[Figure content listings]
++++++++++++++++++++

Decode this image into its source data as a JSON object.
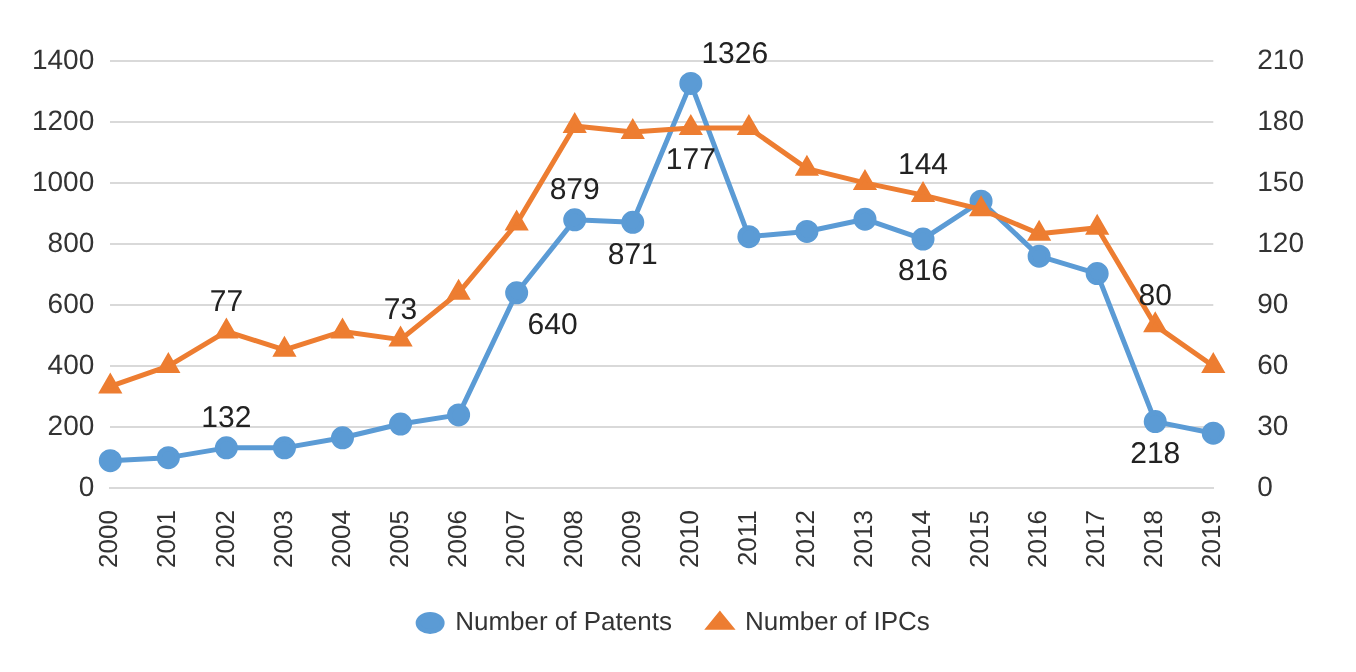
{
  "chart_data": {
    "type": "line",
    "categories": [
      "2000",
      "2001",
      "2002",
      "2003",
      "2004",
      "2005",
      "2006",
      "2007",
      "2008",
      "2009",
      "2010",
      "2011",
      "2012",
      "2013",
      "2014",
      "2015",
      "2016",
      "2017",
      "2018",
      "2019"
    ],
    "series": [
      {
        "name": "Number of Patents",
        "color": "#5b9bd5",
        "marker": "circle",
        "values": [
          90,
          100,
          132,
          132,
          165,
          210,
          240,
          640,
          879,
          871,
          1326,
          824,
          841,
          881,
          816,
          940,
          760,
          703,
          218,
          180
        ],
        "value_labels": [
          null,
          null,
          "132",
          null,
          null,
          null,
          null,
          "640",
          "879",
          "871",
          "1326",
          null,
          null,
          null,
          "816",
          null,
          null,
          null,
          "218",
          null
        ]
      },
      {
        "name": "Number of IPCs",
        "color": "#ed7d31",
        "marker": "triangle",
        "axis": "y2",
        "values": [
          50,
          60,
          77,
          68,
          77,
          73,
          96,
          130,
          178,
          175,
          177,
          177,
          157,
          150,
          144,
          137,
          125,
          128,
          80,
          60
        ],
        "value_labels": [
          null,
          null,
          "77",
          null,
          null,
          "73",
          null,
          null,
          null,
          null,
          "177",
          null,
          null,
          null,
          "144",
          null,
          null,
          null,
          "80",
          null
        ]
      }
    ],
    "ylim": [
      0,
      1400
    ],
    "yticks": [
      0,
      200,
      400,
      600,
      800,
      1000,
      1200,
      1400
    ],
    "y2lim": [
      0,
      210
    ],
    "y2ticks": [
      0,
      30,
      60,
      90,
      120,
      150,
      180,
      210
    ],
    "grid": "y",
    "legend": "bottom"
  }
}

++++++++++++++++++++

### Objective
Can you retype every record above exactly, leaving out the pictures?

### The reply
Decode this image into its source data as a JSON object.
{
  "chart_data": {
    "type": "line",
    "categories": [
      "2000",
      "2001",
      "2002",
      "2003",
      "2004",
      "2005",
      "2006",
      "2007",
      "2008",
      "2009",
      "2010",
      "2011",
      "2012",
      "2013",
      "2014",
      "2015",
      "2016",
      "2017",
      "2018",
      "2019"
    ],
    "series": [
      {
        "name": "Number of Patents",
        "color": "#5b9bd5",
        "marker": "circle",
        "values": [
          90,
          100,
          132,
          132,
          165,
          210,
          240,
          640,
          879,
          871,
          1326,
          824,
          841,
          881,
          816,
          940,
          760,
          703,
          218,
          180
        ],
        "value_labels": [
          null,
          null,
          "132",
          null,
          null,
          null,
          null,
          "640",
          "879",
          "871",
          "1326",
          null,
          null,
          null,
          "816",
          null,
          null,
          null,
          "218",
          null
        ]
      },
      {
        "name": "Number of IPCs",
        "color": "#ed7d31",
        "marker": "triangle",
        "axis": "y2",
        "values": [
          50,
          60,
          77,
          68,
          77,
          73,
          96,
          130,
          178,
          175,
          177,
          177,
          157,
          150,
          144,
          137,
          125,
          128,
          80,
          60
        ],
        "value_labels": [
          null,
          null,
          "77",
          null,
          null,
          "73",
          null,
          null,
          null,
          null,
          "177",
          null,
          null,
          null,
          "144",
          null,
          null,
          null,
          "80",
          null
        ]
      }
    ],
    "ylim": [
      0,
      1400
    ],
    "yticks": [
      0,
      200,
      400,
      600,
      800,
      1000,
      1200,
      1400
    ],
    "y2lim": [
      0,
      210
    ],
    "y2ticks": [
      0,
      30,
      60,
      90,
      120,
      150,
      180,
      210
    ],
    "grid": "y",
    "legend": "bottom"
  }
}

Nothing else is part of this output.